- **Recorded data**
———

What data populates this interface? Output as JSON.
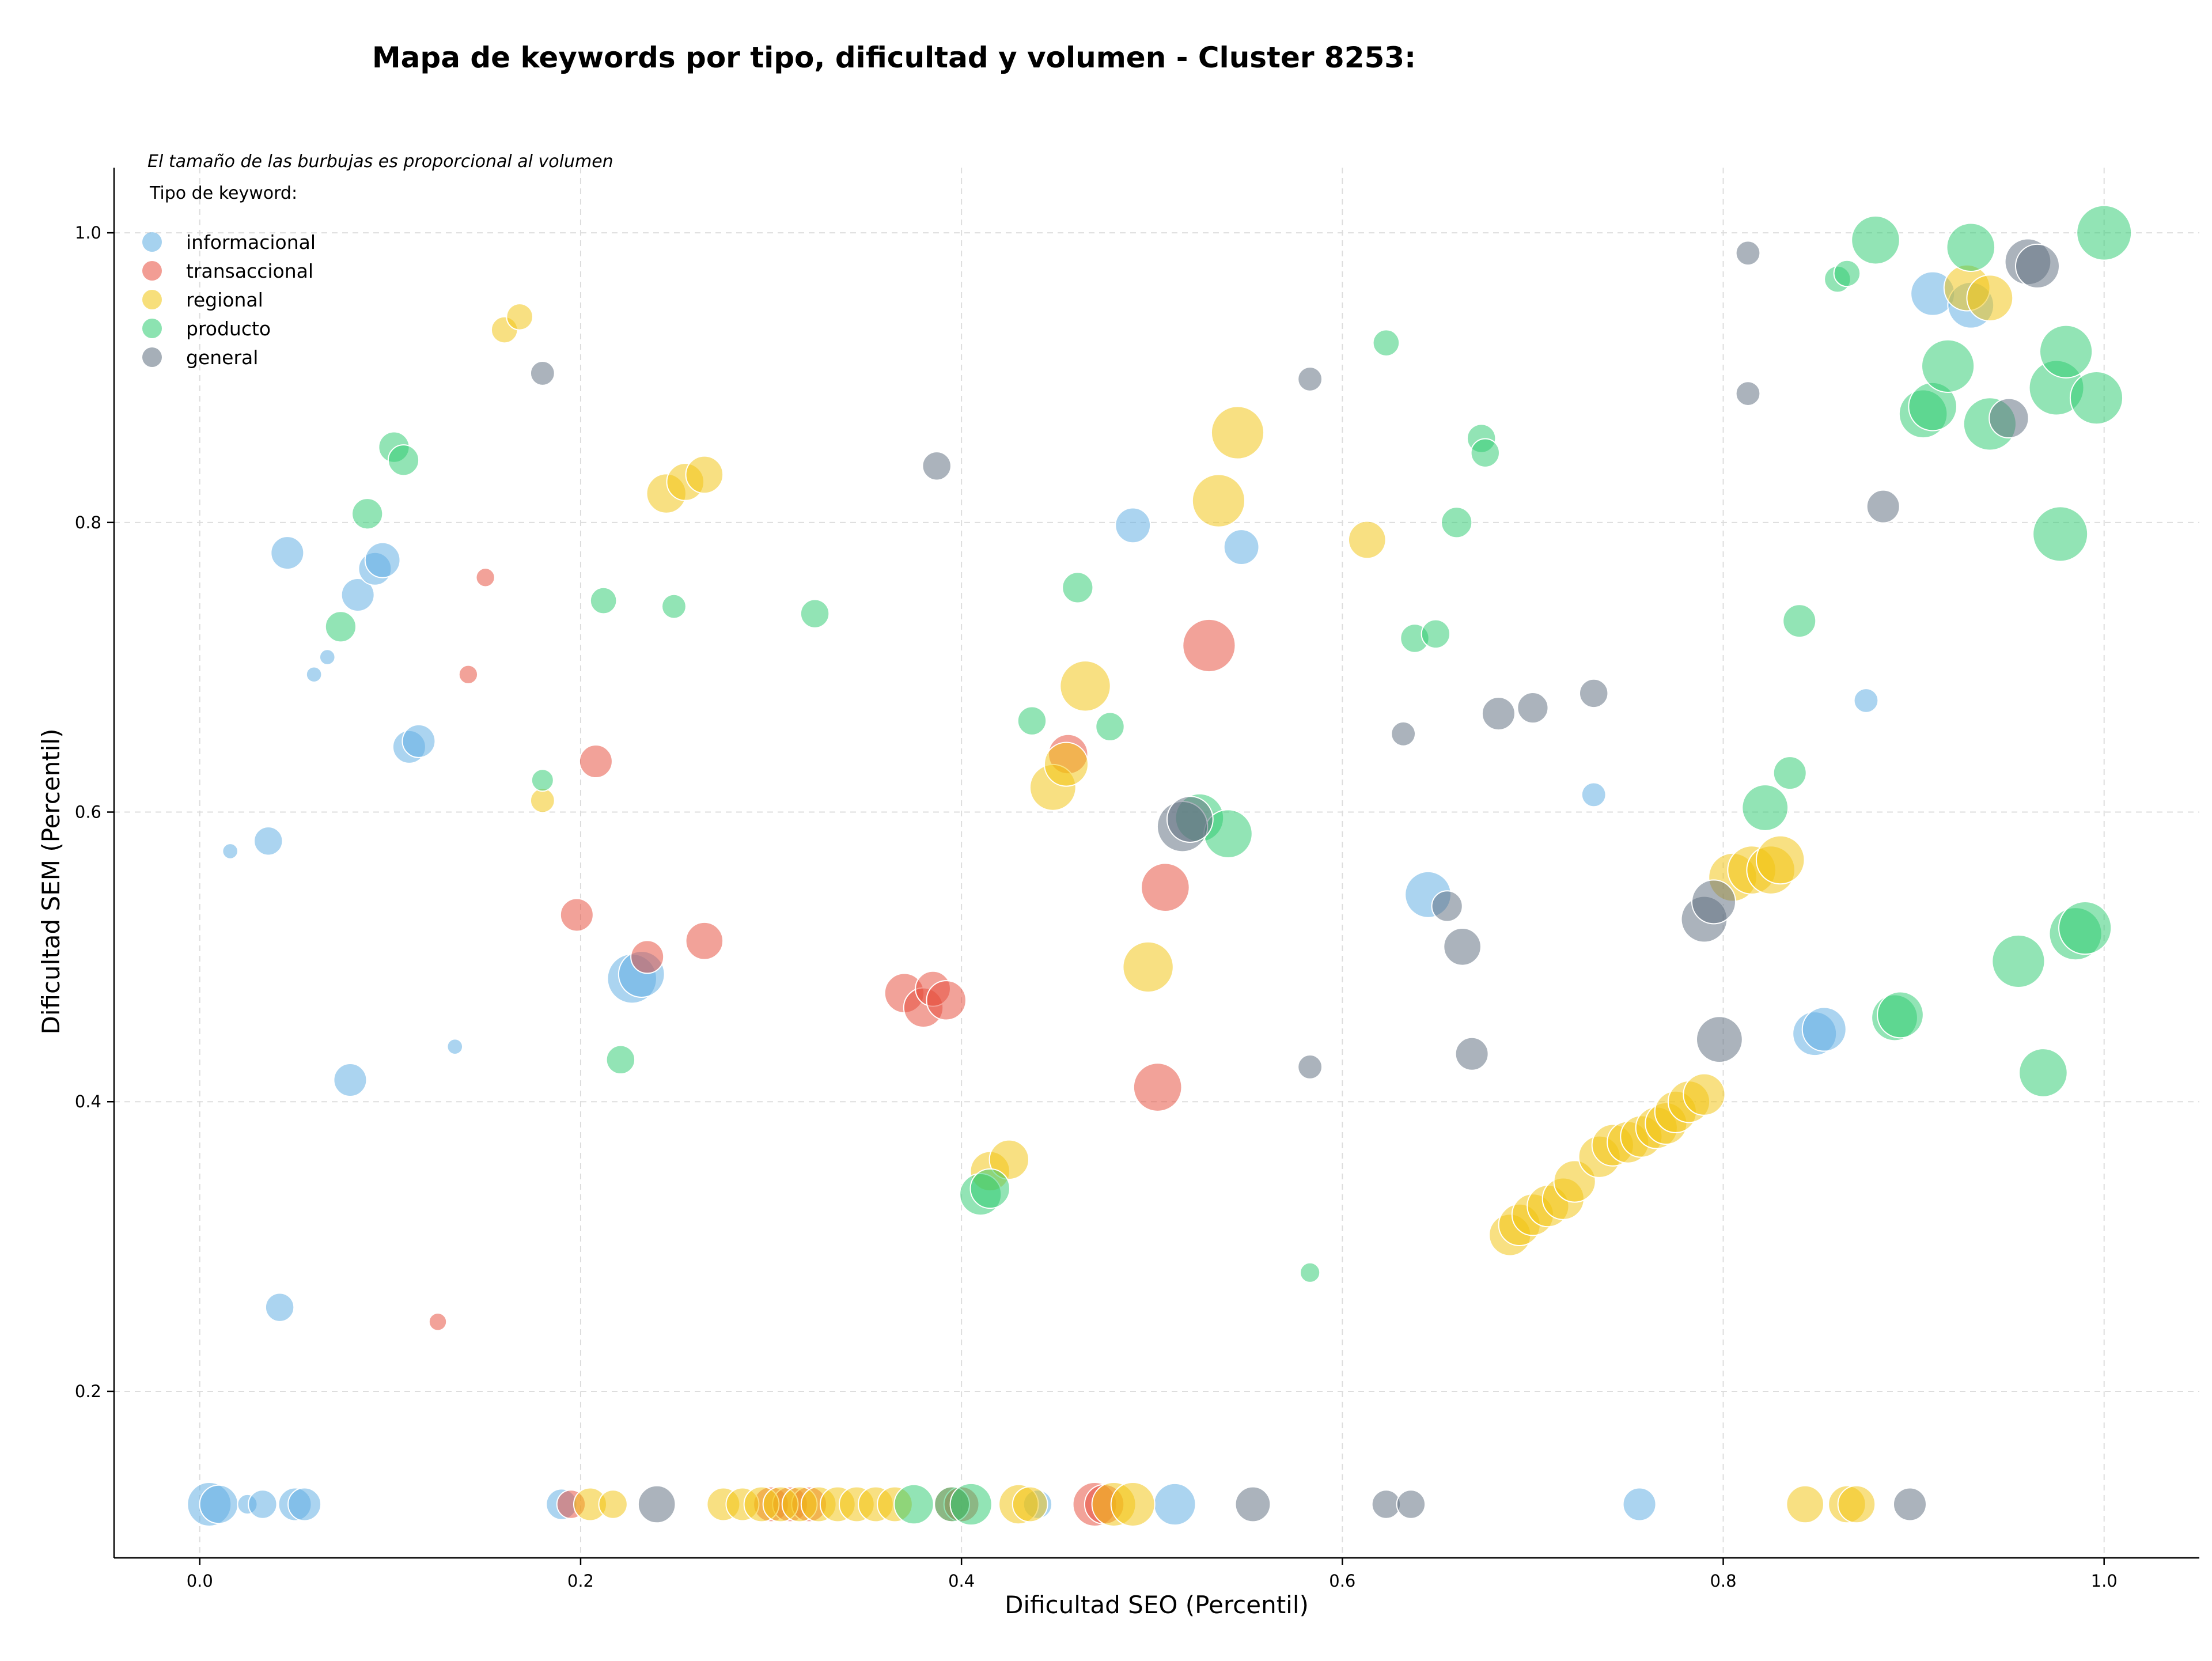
{
  "chart_data": {
    "type": "scatter",
    "title": "Mapa de keywords por tipo, dificultad y volumen - Cluster 8253:",
    "xlabel": "Dificultad SEO (Percentil)",
    "ylabel": "Dificultad SEM (Percentil)",
    "xlim": [
      -0.045,
      1.05
    ],
    "ylim": [
      0.085,
      1.045
    ],
    "xticks": [
      "0.0",
      "0.2",
      "0.4",
      "0.6",
      "0.8",
      "1.0"
    ],
    "yticks": [
      "0.2",
      "0.4",
      "0.6",
      "0.8",
      "1.0"
    ],
    "grid": true,
    "legend_title": "Tipo de keyword:",
    "legend_position": "top-left",
    "annotation": "El tamaño de las burbujas es proporcional al volumen",
    "series": [
      {
        "name": "informacional",
        "color": "#5dade2",
        "points": [
          [
            0.005,
            0.122,
            4
          ],
          [
            0.01,
            0.122,
            3.5
          ],
          [
            0.025,
            0.122,
            1.8
          ],
          [
            0.033,
            0.122,
            2.6
          ],
          [
            0.05,
            0.122,
            3
          ],
          [
            0.055,
            0.122,
            3
          ],
          [
            0.016,
            0.573,
            1.4
          ],
          [
            0.036,
            0.58,
            2.6
          ],
          [
            0.042,
            0.258,
            2.6
          ],
          [
            0.046,
            0.779,
            3
          ],
          [
            0.06,
            0.695,
            1.4
          ],
          [
            0.067,
            0.707,
            1.4
          ],
          [
            0.079,
            0.415,
            3
          ],
          [
            0.083,
            0.75,
            3
          ],
          [
            0.092,
            0.768,
            3
          ],
          [
            0.096,
            0.774,
            3.2
          ],
          [
            0.11,
            0.645,
            3
          ],
          [
            0.115,
            0.649,
            3
          ],
          [
            0.134,
            0.438,
            1.4
          ],
          [
            0.227,
            0.485,
            4.5
          ],
          [
            0.232,
            0.488,
            4.2
          ],
          [
            0.19,
            0.122,
            2.8
          ],
          [
            0.44,
            0.122,
            2.6
          ],
          [
            0.49,
            0.798,
            3.2
          ],
          [
            0.512,
            0.122,
            3.8
          ],
          [
            0.547,
            0.783,
            3.2
          ],
          [
            0.645,
            0.543,
            4.2
          ],
          [
            0.732,
            0.612,
            2.2
          ],
          [
            0.756,
            0.122,
            3
          ],
          [
            0.848,
            0.447,
            4
          ],
          [
            0.853,
            0.45,
            4
          ],
          [
            0.875,
            0.677,
            2.2
          ],
          [
            0.91,
            0.958,
            4
          ],
          [
            0.93,
            0.95,
            4.2
          ]
        ]
      },
      {
        "name": "transaccional",
        "color": "#e74c3c",
        "points": [
          [
            0.125,
            0.248,
            1.6
          ],
          [
            0.141,
            0.695,
            1.7
          ],
          [
            0.15,
            0.762,
            1.7
          ],
          [
            0.198,
            0.529,
            3
          ],
          [
            0.208,
            0.635,
            3
          ],
          [
            0.235,
            0.5,
            3
          ],
          [
            0.265,
            0.511,
            3.4
          ],
          [
            0.195,
            0.122,
            2.6
          ],
          [
            0.3,
            0.122,
            3.2
          ],
          [
            0.31,
            0.122,
            3.2
          ],
          [
            0.32,
            0.122,
            3.2
          ],
          [
            0.37,
            0.475,
            3.6
          ],
          [
            0.38,
            0.465,
            3.6
          ],
          [
            0.385,
            0.478,
            3.2
          ],
          [
            0.392,
            0.47,
            3.6
          ],
          [
            0.395,
            0.122,
            3.2
          ],
          [
            0.4,
            0.122,
            3.2
          ],
          [
            0.456,
            0.64,
            3.6
          ],
          [
            0.47,
            0.122,
            4
          ],
          [
            0.475,
            0.122,
            3.6
          ],
          [
            0.503,
            0.41,
            4.4
          ],
          [
            0.507,
            0.548,
            4.4
          ],
          [
            0.53,
            0.715,
            4.8
          ]
        ]
      },
      {
        "name": "regional",
        "color": "#f1c40f",
        "points": [
          [
            0.16,
            0.933,
            2.4
          ],
          [
            0.168,
            0.942,
            2.4
          ],
          [
            0.18,
            0.608,
            2.2
          ],
          [
            0.205,
            0.122,
            3
          ],
          [
            0.217,
            0.122,
            2.6
          ],
          [
            0.245,
            0.82,
            3.6
          ],
          [
            0.255,
            0.828,
            3.4
          ],
          [
            0.265,
            0.833,
            3.4
          ],
          [
            0.275,
            0.122,
            3
          ],
          [
            0.285,
            0.122,
            3
          ],
          [
            0.295,
            0.122,
            3.2
          ],
          [
            0.305,
            0.122,
            3.2
          ],
          [
            0.315,
            0.122,
            3.2
          ],
          [
            0.325,
            0.122,
            3.2
          ],
          [
            0.335,
            0.122,
            3.2
          ],
          [
            0.345,
            0.122,
            3.2
          ],
          [
            0.355,
            0.122,
            3.2
          ],
          [
            0.365,
            0.122,
            3.2
          ],
          [
            0.415,
            0.352,
            3.6
          ],
          [
            0.425,
            0.36,
            3.6
          ],
          [
            0.43,
            0.122,
            3.6
          ],
          [
            0.436,
            0.122,
            3.2
          ],
          [
            0.448,
            0.617,
            4.2
          ],
          [
            0.455,
            0.633,
            4
          ],
          [
            0.465,
            0.687,
            4.6
          ],
          [
            0.48,
            0.122,
            4
          ],
          [
            0.49,
            0.122,
            4
          ],
          [
            0.498,
            0.493,
            4.6
          ],
          [
            0.535,
            0.815,
            4.8
          ],
          [
            0.545,
            0.862,
            4.8
          ],
          [
            0.613,
            0.788,
            3.4
          ],
          [
            0.688,
            0.308,
            3.8
          ],
          [
            0.693,
            0.315,
            3.8
          ],
          [
            0.7,
            0.322,
            3.8
          ],
          [
            0.708,
            0.328,
            3.8
          ],
          [
            0.716,
            0.333,
            3.8
          ],
          [
            0.722,
            0.345,
            3.8
          ],
          [
            0.735,
            0.362,
            3.8
          ],
          [
            0.742,
            0.37,
            3.8
          ],
          [
            0.75,
            0.372,
            3.8
          ],
          [
            0.757,
            0.376,
            3.8
          ],
          [
            0.765,
            0.382,
            3.8
          ],
          [
            0.77,
            0.385,
            3.8
          ],
          [
            0.775,
            0.393,
            3.8
          ],
          [
            0.782,
            0.4,
            3.8
          ],
          [
            0.79,
            0.405,
            3.8
          ],
          [
            0.805,
            0.555,
            4.4
          ],
          [
            0.815,
            0.56,
            4.4
          ],
          [
            0.825,
            0.56,
            4.4
          ],
          [
            0.83,
            0.567,
            4.4
          ],
          [
            0.843,
            0.122,
            3.4
          ],
          [
            0.865,
            0.122,
            3.4
          ],
          [
            0.87,
            0.122,
            3.4
          ],
          [
            0.928,
            0.962,
            4.2
          ],
          [
            0.94,
            0.955,
            4.2
          ]
        ]
      },
      {
        "name": "producto",
        "color": "#2ecc71",
        "points": [
          [
            0.074,
            0.728,
            2.8
          ],
          [
            0.088,
            0.806,
            2.8
          ],
          [
            0.102,
            0.852,
            2.8
          ],
          [
            0.107,
            0.843,
            2.8
          ],
          [
            0.18,
            0.622,
            2
          ],
          [
            0.212,
            0.746,
            2.4
          ],
          [
            0.221,
            0.429,
            2.6
          ],
          [
            0.249,
            0.742,
            2.2
          ],
          [
            0.323,
            0.737,
            2.6
          ],
          [
            0.375,
            0.122,
            3.6
          ],
          [
            0.395,
            0.122,
            3.2
          ],
          [
            0.405,
            0.122,
            3.8
          ],
          [
            0.41,
            0.336,
            3.8
          ],
          [
            0.415,
            0.34,
            3.6
          ],
          [
            0.437,
            0.663,
            2.6
          ],
          [
            0.461,
            0.755,
            2.8
          ],
          [
            0.478,
            0.659,
            2.6
          ],
          [
            0.525,
            0.596,
            4.4
          ],
          [
            0.54,
            0.585,
            4.4
          ],
          [
            0.583,
            0.282,
            1.8
          ],
          [
            0.623,
            0.924,
            2.4
          ],
          [
            0.638,
            0.72,
            2.6
          ],
          [
            0.649,
            0.723,
            2.6
          ],
          [
            0.66,
            0.8,
            2.8
          ],
          [
            0.673,
            0.858,
            2.6
          ],
          [
            0.675,
            0.848,
            2.6
          ],
          [
            0.822,
            0.603,
            4.2
          ],
          [
            0.835,
            0.627,
            3
          ],
          [
            0.84,
            0.732,
            3
          ],
          [
            0.86,
            0.968,
            2.4
          ],
          [
            0.865,
            0.972,
            2.4
          ],
          [
            0.88,
            0.995,
            4.4
          ],
          [
            0.89,
            0.458,
            4.2
          ],
          [
            0.893,
            0.46,
            4.2
          ],
          [
            0.905,
            0.875,
            4.4
          ],
          [
            0.91,
            0.88,
            4.4
          ],
          [
            0.918,
            0.908,
            4.8
          ],
          [
            0.93,
            0.99,
            4.4
          ],
          [
            0.94,
            0.868,
            4.8
          ],
          [
            0.955,
            0.497,
            4.8
          ],
          [
            0.968,
            0.42,
            4.4
          ],
          [
            0.975,
            0.893,
            5
          ],
          [
            0.977,
            0.792,
            5
          ],
          [
            0.98,
            0.918,
            4.8
          ],
          [
            0.985,
            0.516,
            4.8
          ],
          [
            0.99,
            0.52,
            4.8
          ],
          [
            0.996,
            0.886,
            4.8
          ],
          [
            1.0,
            1.0,
            5
          ]
        ]
      },
      {
        "name": "general",
        "color": "#5d6d7e",
        "points": [
          [
            0.18,
            0.903,
            2.2
          ],
          [
            0.24,
            0.122,
            3.4
          ],
          [
            0.387,
            0.839,
            2.6
          ],
          [
            0.553,
            0.122,
            3.2
          ],
          [
            0.516,
            0.59,
            4.6
          ],
          [
            0.52,
            0.595,
            4.2
          ],
          [
            0.583,
            0.899,
            2.2
          ],
          [
            0.583,
            0.424,
            2.2
          ],
          [
            0.623,
            0.122,
            2.6
          ],
          [
            0.632,
            0.654,
            2.2
          ],
          [
            0.636,
            0.122,
            2.6
          ],
          [
            0.655,
            0.535,
            2.8
          ],
          [
            0.663,
            0.507,
            3.4
          ],
          [
            0.668,
            0.433,
            3
          ],
          [
            0.682,
            0.668,
            3
          ],
          [
            0.7,
            0.672,
            2.8
          ],
          [
            0.732,
            0.682,
            2.6
          ],
          [
            0.79,
            0.526,
            4.2
          ],
          [
            0.795,
            0.538,
            4
          ],
          [
            0.798,
            0.443,
            4.2
          ],
          [
            0.813,
            0.986,
            2.2
          ],
          [
            0.813,
            0.889,
            2.2
          ],
          [
            0.884,
            0.811,
            3
          ],
          [
            0.898,
            0.122,
            3
          ],
          [
            0.95,
            0.872,
            3.6
          ],
          [
            0.96,
            0.98,
            4.2
          ],
          [
            0.965,
            0.977,
            4
          ]
        ]
      }
    ]
  }
}
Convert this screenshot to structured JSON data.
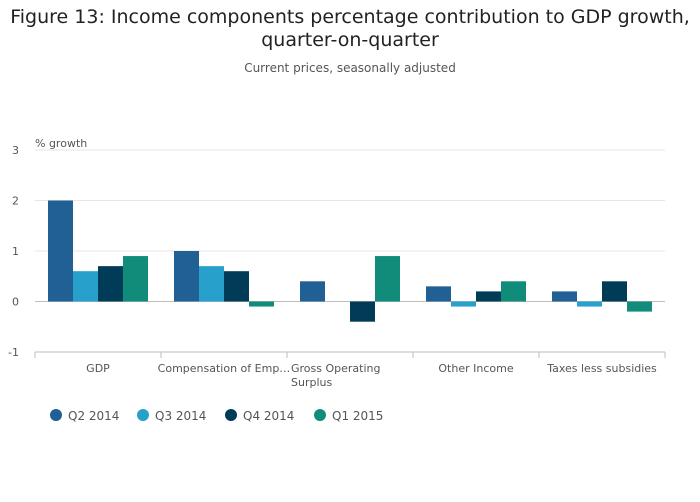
{
  "chart_data": {
    "type": "bar",
    "title": "Figure 13: Income components percentage contribution to GDP growth, quarter-on-quarter",
    "title_lines": [
      "Figure 13: Income components percentage contribution to GDP growth,",
      "quarter-on-quarter"
    ],
    "subtitle": "Current prices, seasonally adjusted",
    "ylabel": "% growth",
    "xlabel": "",
    "ylim": [
      -1,
      3
    ],
    "yticks": [
      "3",
      "2",
      "1",
      "0",
      "-1"
    ],
    "ytick_values": [
      3,
      2,
      1,
      0,
      -1
    ],
    "categories": [
      "GDP",
      "Compensation of Emp…",
      "Gross Operating Surplus",
      "Other Income",
      "Taxes less subsidies"
    ],
    "category_lines": [
      [
        "GDP"
      ],
      [
        "Compensation of Emp…"
      ],
      [
        "Gross Operating",
        "Surplus"
      ],
      [
        "Other Income"
      ],
      [
        "Taxes less subsidies"
      ]
    ],
    "series": [
      {
        "name": "Q2 2014",
        "color": "#206095",
        "values": [
          2.0,
          1.0,
          0.4,
          0.3,
          0.2
        ]
      },
      {
        "name": "Q3 2014",
        "color": "#27a0cc",
        "values": [
          0.6,
          0.7,
          0.0,
          -0.1,
          -0.1
        ]
      },
      {
        "name": "Q4 2014",
        "color": "#003c57",
        "values": [
          0.7,
          0.6,
          -0.4,
          0.2,
          0.4
        ]
      },
      {
        "name": "Q1 2015",
        "color": "#118c7b",
        "values": [
          0.9,
          -0.1,
          0.9,
          0.4,
          -0.2
        ]
      }
    ],
    "grid": true,
    "legend_position": "bottom-left"
  }
}
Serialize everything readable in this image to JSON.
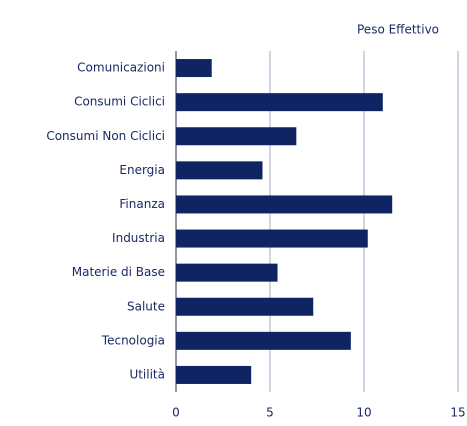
{
  "chart_data": {
    "type": "bar",
    "orientation": "horizontal",
    "title": "Peso Effettivo",
    "categories": [
      "Comunicazioni",
      "Consumi Ciclici",
      "Consumi Non Ciclici",
      "Energia",
      "Finanza",
      "Industria",
      "Materie di Base",
      "Salute",
      "Tecnologia",
      "Utilità"
    ],
    "values": [
      1.9,
      11.0,
      6.4,
      4.6,
      11.5,
      10.2,
      5.4,
      7.3,
      9.3,
      4.0
    ],
    "color": "#0f2462",
    "xlim": [
      0,
      15
    ],
    "xticks": [
      0,
      5,
      10,
      15
    ],
    "grid": true
  }
}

———

- **Stated exercise**
Of all the lines above, how many contain "Compensation"? Give the number and nothing more.

- **Result of this exercise**
2